### INSTRUCTIONS FOR THE TASK
Transcribe the material verbatim in full; the pictures do not belong in the copy.

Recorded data

- - - -

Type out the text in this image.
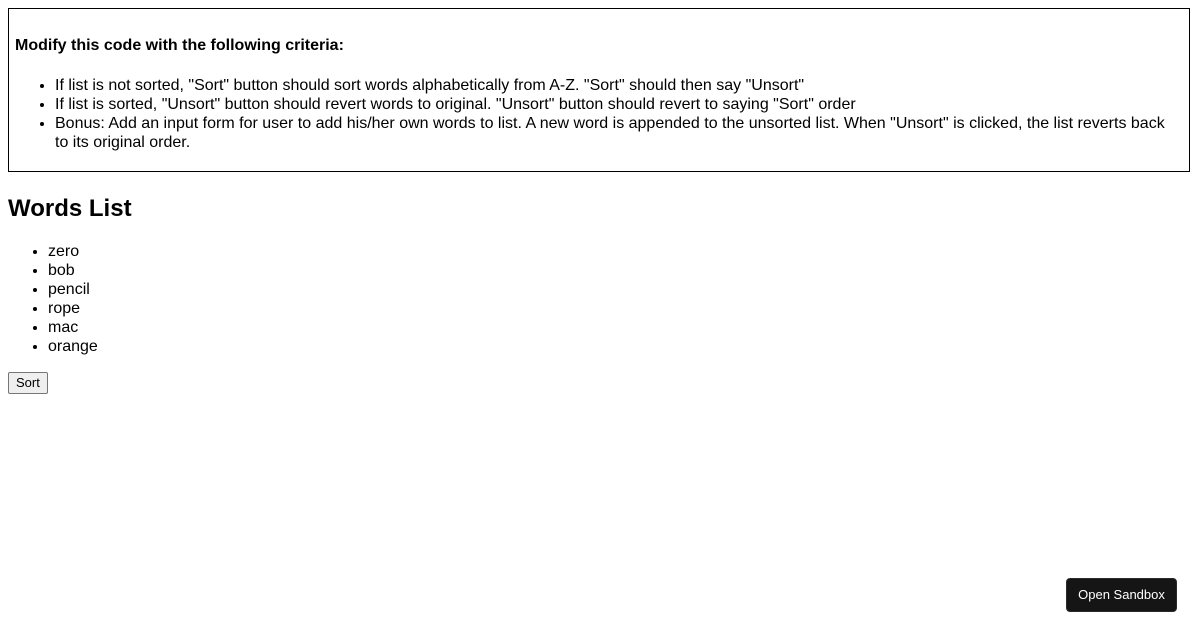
Modify this code with the following criteria:

• If list is not sorted, "Sort" button should sort words alphabetically from A-Z. "Sort" should then say "Unsort"
• If list is sorted, "Unsort" button should revert words to original. "Unsort" button should revert to saying "Sort" order
• Bonus: Add an input form for user to add his/her own words to list. A new word is appended to the unsorted list. When "Unsort" is clicked, the list reverts back to its original order.
Words List
• zero
• bob
• pencil
• rope
• mac
• orange
Sort
Open Sandbox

- - - -

### EXPECTED ANSWER
Type out the text in this image.
Modify this code with the following criteria:

• If list is not sorted, "Sort" button should sort words alphabetically from A-Z. "Sort" should then say "Unsort"
• If list is sorted, "Unsort" button should revert words to original. "Unsort" button should revert to saying "Sort" order
• Bonus: Add an input form for user to add his/her own words to list. A new word is appended to the unsorted list. When "Unsort" is clicked, the list reverts back to its original order.
Words List
• zero
• bob
• pencil
• rope
• mac
• orange
Sort
Open Sandbox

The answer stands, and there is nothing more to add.